═══ Data shown

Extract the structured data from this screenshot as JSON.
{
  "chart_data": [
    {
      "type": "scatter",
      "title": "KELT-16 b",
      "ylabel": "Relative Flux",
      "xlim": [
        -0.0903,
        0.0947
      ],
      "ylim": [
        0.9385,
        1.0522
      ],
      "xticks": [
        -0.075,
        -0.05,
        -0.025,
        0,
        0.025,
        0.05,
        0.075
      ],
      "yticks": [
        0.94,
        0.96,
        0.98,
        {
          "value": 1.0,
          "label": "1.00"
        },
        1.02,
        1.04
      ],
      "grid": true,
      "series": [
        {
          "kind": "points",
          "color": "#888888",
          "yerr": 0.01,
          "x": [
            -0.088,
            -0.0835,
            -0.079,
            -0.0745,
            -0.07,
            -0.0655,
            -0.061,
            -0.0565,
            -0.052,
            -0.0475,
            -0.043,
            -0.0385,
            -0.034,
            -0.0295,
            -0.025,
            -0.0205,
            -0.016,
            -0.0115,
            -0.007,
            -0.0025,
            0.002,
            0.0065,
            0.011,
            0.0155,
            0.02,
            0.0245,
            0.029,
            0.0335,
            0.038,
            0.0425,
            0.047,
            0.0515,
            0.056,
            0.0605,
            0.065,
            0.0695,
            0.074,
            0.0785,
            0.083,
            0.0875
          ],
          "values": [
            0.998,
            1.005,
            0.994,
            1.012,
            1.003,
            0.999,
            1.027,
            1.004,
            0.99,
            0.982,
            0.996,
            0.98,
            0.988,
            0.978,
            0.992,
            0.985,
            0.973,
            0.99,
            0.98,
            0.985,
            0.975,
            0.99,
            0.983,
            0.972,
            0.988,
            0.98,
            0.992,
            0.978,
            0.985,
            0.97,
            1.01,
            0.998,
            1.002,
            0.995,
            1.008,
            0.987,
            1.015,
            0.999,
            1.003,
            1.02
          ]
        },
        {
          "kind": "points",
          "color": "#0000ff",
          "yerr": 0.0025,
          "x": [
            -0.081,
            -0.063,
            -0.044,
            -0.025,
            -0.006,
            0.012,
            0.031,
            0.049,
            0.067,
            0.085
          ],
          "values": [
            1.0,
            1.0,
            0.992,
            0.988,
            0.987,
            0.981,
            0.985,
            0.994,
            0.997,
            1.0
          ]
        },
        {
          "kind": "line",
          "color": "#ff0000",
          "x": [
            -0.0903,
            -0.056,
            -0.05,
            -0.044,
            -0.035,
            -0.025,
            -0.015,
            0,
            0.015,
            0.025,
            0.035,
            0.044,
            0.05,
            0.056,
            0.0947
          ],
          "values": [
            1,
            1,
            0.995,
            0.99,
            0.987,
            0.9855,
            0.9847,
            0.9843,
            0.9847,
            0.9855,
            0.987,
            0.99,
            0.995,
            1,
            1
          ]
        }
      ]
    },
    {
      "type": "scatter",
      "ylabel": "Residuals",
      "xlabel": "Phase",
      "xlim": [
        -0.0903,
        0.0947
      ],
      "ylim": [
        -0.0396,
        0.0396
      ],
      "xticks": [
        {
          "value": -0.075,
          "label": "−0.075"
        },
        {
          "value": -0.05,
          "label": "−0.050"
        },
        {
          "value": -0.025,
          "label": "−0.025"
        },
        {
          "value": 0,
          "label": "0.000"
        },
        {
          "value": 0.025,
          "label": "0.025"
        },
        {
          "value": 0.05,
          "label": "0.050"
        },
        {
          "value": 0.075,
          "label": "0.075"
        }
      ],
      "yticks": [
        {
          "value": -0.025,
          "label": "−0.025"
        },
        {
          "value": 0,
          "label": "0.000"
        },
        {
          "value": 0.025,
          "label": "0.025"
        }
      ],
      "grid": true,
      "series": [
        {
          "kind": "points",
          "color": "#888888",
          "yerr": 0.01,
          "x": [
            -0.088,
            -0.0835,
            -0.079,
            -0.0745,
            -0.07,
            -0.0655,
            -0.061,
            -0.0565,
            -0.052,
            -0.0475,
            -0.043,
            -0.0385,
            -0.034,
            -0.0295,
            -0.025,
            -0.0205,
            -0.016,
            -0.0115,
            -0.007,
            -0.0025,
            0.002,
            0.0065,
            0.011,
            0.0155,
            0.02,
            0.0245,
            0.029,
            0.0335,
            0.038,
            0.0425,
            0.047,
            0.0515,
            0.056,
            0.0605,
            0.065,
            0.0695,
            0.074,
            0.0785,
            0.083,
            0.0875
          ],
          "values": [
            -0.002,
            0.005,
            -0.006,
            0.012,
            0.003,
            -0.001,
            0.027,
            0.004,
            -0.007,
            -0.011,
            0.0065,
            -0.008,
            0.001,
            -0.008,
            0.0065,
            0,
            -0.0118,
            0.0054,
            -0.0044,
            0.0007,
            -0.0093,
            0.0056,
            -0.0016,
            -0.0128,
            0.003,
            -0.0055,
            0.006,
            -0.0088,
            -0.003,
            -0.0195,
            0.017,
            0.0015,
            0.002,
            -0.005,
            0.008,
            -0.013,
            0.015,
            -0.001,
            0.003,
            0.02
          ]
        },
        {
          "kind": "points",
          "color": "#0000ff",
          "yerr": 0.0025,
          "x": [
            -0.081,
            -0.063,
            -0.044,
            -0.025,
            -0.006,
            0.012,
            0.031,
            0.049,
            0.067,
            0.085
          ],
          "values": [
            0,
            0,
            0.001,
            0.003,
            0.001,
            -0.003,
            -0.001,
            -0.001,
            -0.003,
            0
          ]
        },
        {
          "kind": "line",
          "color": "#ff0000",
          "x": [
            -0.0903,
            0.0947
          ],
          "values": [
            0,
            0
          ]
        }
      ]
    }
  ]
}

══════

What is needed → Copy out each record from above, exactly.

Response to the task →
Extract the structured data from this screenshot as JSON.
{
  "chart_data": [
    {
      "type": "scatter",
      "title": "KELT-16 b",
      "ylabel": "Relative Flux",
      "xlim": [
        -0.0903,
        0.0947
      ],
      "ylim": [
        0.9385,
        1.0522
      ],
      "xticks": [
        -0.075,
        -0.05,
        -0.025,
        0,
        0.025,
        0.05,
        0.075
      ],
      "yticks": [
        0.94,
        0.96,
        0.98,
        {
          "value": 1.0,
          "label": "1.00"
        },
        1.02,
        1.04
      ],
      "grid": true,
      "series": [
        {
          "kind": "points",
          "color": "#888888",
          "yerr": 0.01,
          "x": [
            -0.088,
            -0.0835,
            -0.079,
            -0.0745,
            -0.07,
            -0.0655,
            -0.061,
            -0.0565,
            -0.052,
            -0.0475,
            -0.043,
            -0.0385,
            -0.034,
            -0.0295,
            -0.025,
            -0.0205,
            -0.016,
            -0.0115,
            -0.007,
            -0.0025,
            0.002,
            0.0065,
            0.011,
            0.0155,
            0.02,
            0.0245,
            0.029,
            0.0335,
            0.038,
            0.0425,
            0.047,
            0.0515,
            0.056,
            0.0605,
            0.065,
            0.0695,
            0.074,
            0.0785,
            0.083,
            0.0875
          ],
          "values": [
            0.998,
            1.005,
            0.994,
            1.012,
            1.003,
            0.999,
            1.027,
            1.004,
            0.99,
            0.982,
            0.996,
            0.98,
            0.988,
            0.978,
            0.992,
            0.985,
            0.973,
            0.99,
            0.98,
            0.985,
            0.975,
            0.99,
            0.983,
            0.972,
            0.988,
            0.98,
            0.992,
            0.978,
            0.985,
            0.97,
            1.01,
            0.998,
            1.002,
            0.995,
            1.008,
            0.987,
            1.015,
            0.999,
            1.003,
            1.02
          ]
        },
        {
          "kind": "points",
          "color": "#0000ff",
          "yerr": 0.0025,
          "x": [
            -0.081,
            -0.063,
            -0.044,
            -0.025,
            -0.006,
            0.012,
            0.031,
            0.049,
            0.067,
            0.085
          ],
          "values": [
            1.0,
            1.0,
            0.992,
            0.988,
            0.987,
            0.981,
            0.985,
            0.994,
            0.997,
            1.0
          ]
        },
        {
          "kind": "line",
          "color": "#ff0000",
          "x": [
            -0.0903,
            -0.056,
            -0.05,
            -0.044,
            -0.035,
            -0.025,
            -0.015,
            0,
            0.015,
            0.025,
            0.035,
            0.044,
            0.05,
            0.056,
            0.0947
          ],
          "values": [
            1,
            1,
            0.995,
            0.99,
            0.987,
            0.9855,
            0.9847,
            0.9843,
            0.9847,
            0.9855,
            0.987,
            0.99,
            0.995,
            1,
            1
          ]
        }
      ]
    },
    {
      "type": "scatter",
      "ylabel": "Residuals",
      "xlabel": "Phase",
      "xlim": [
        -0.0903,
        0.0947
      ],
      "ylim": [
        -0.0396,
        0.0396
      ],
      "xticks": [
        {
          "value": -0.075,
          "label": "−0.075"
        },
        {
          "value": -0.05,
          "label": "−0.050"
        },
        {
          "value": -0.025,
          "label": "−0.025"
        },
        {
          "value": 0,
          "label": "0.000"
        },
        {
          "value": 0.025,
          "label": "0.025"
        },
        {
          "value": 0.05,
          "label": "0.050"
        },
        {
          "value": 0.075,
          "label": "0.075"
        }
      ],
      "yticks": [
        {
          "value": -0.025,
          "label": "−0.025"
        },
        {
          "value": 0,
          "label": "0.000"
        },
        {
          "value": 0.025,
          "label": "0.025"
        }
      ],
      "grid": true,
      "series": [
        {
          "kind": "points",
          "color": "#888888",
          "yerr": 0.01,
          "x": [
            -0.088,
            -0.0835,
            -0.079,
            -0.0745,
            -0.07,
            -0.0655,
            -0.061,
            -0.0565,
            -0.052,
            -0.0475,
            -0.043,
            -0.0385,
            -0.034,
            -0.0295,
            -0.025,
            -0.0205,
            -0.016,
            -0.0115,
            -0.007,
            -0.0025,
            0.002,
            0.0065,
            0.011,
            0.0155,
            0.02,
            0.0245,
            0.029,
            0.0335,
            0.038,
            0.0425,
            0.047,
            0.0515,
            0.056,
            0.0605,
            0.065,
            0.0695,
            0.074,
            0.0785,
            0.083,
            0.0875
          ],
          "values": [
            -0.002,
            0.005,
            -0.006,
            0.012,
            0.003,
            -0.001,
            0.027,
            0.004,
            -0.007,
            -0.011,
            0.0065,
            -0.008,
            0.001,
            -0.008,
            0.0065,
            0,
            -0.0118,
            0.0054,
            -0.0044,
            0.0007,
            -0.0093,
            0.0056,
            -0.0016,
            -0.0128,
            0.003,
            -0.0055,
            0.006,
            -0.0088,
            -0.003,
            -0.0195,
            0.017,
            0.0015,
            0.002,
            -0.005,
            0.008,
            -0.013,
            0.015,
            -0.001,
            0.003,
            0.02
          ]
        },
        {
          "kind": "points",
          "color": "#0000ff",
          "yerr": 0.0025,
          "x": [
            -0.081,
            -0.063,
            -0.044,
            -0.025,
            -0.006,
            0.012,
            0.031,
            0.049,
            0.067,
            0.085
          ],
          "values": [
            0,
            0,
            0.001,
            0.003,
            0.001,
            -0.003,
            -0.001,
            -0.001,
            -0.003,
            0
          ]
        },
        {
          "kind": "line",
          "color": "#ff0000",
          "x": [
            -0.0903,
            0.0947
          ],
          "values": [
            0,
            0
          ]
        }
      ]
    }
  ]
}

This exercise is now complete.